=== PROBLEM DETAILS ===
State the number of lines below in which the word "head" appears. Nothing else belongs in the answer.

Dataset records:

========

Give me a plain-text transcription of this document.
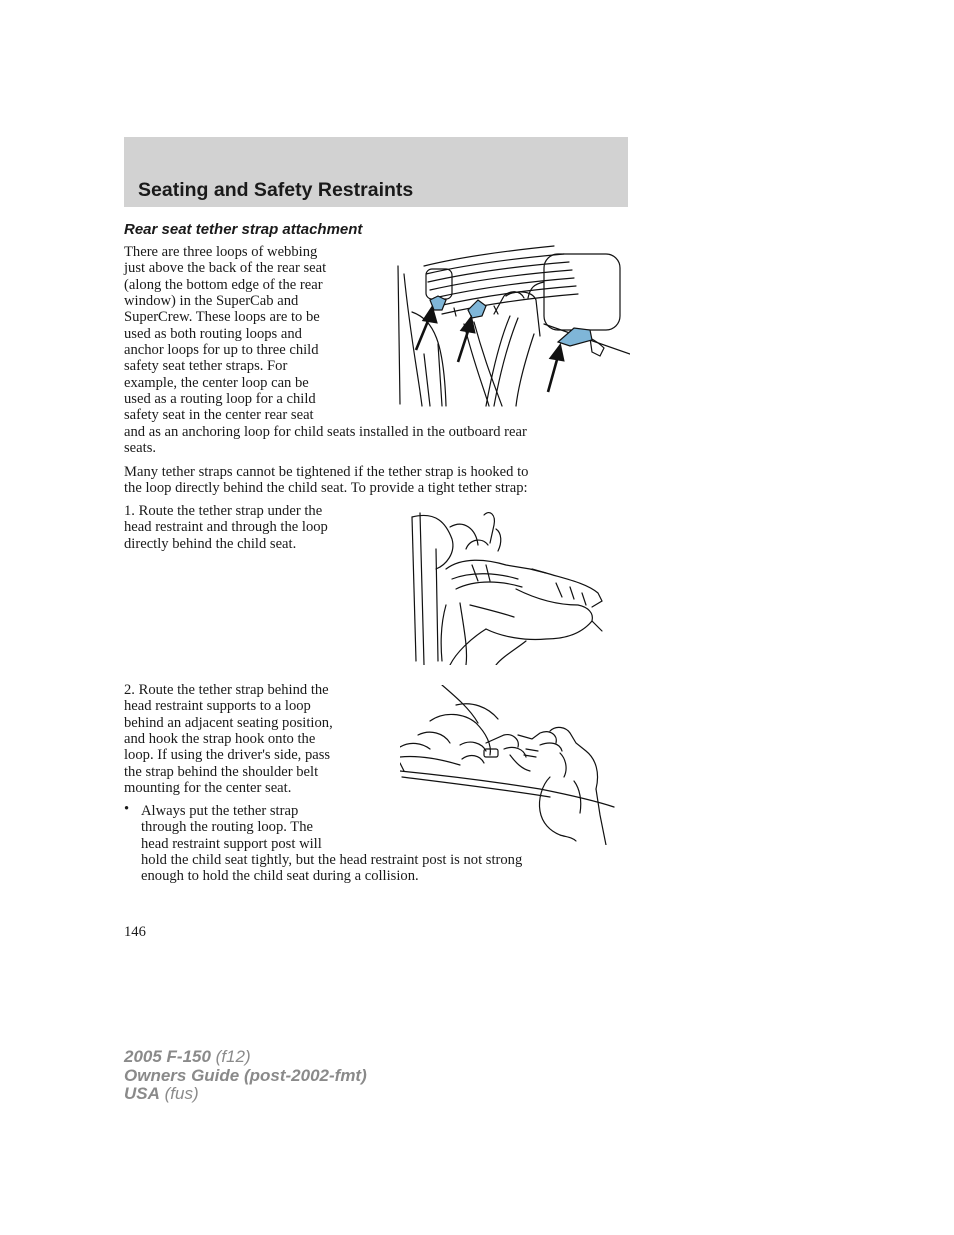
Seating and Safety Restraints
Rear seat tether strap attachment

There are three loops of webbing
just above the back of the rear seat
(along the bottom edge of the rear
window) in the SuperCab and
SuperCrew. These loops are to be
used as both routing loops and
anchor loops for up to three child
safety seat tether straps. For
example, the center loop can be
used as a routing loop for a child
safety seat in the center rear seat

and as an anchoring loop for child seats installed in the outboard rear
seats.

Many tether straps cannot be tightened if the tether strap is hooked to
the loop directly behind the child seat. To provide a tight tether strap:

1. Route the tether strap under the
head restraint and through the loop
directly behind the child seat.

2. Route the tether strap behind the
head restraint supports to a loop
behind an adjacent seating position,
and hook the strap hook onto the
loop. If using the driver's side, pass
the strap behind the shoulder belt
mounting for the center seat.

• Always put the tether strap
through the routing loop. The
head restraint support post will

hold the child seat tightly, but the head restraint post is not strong
enough to hold the child seat during a collision.

146
2005 F-150 (f12)
Owners Guide (post-2002-fmt)
USA (fus)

========

=== FINAL RESULT ===
4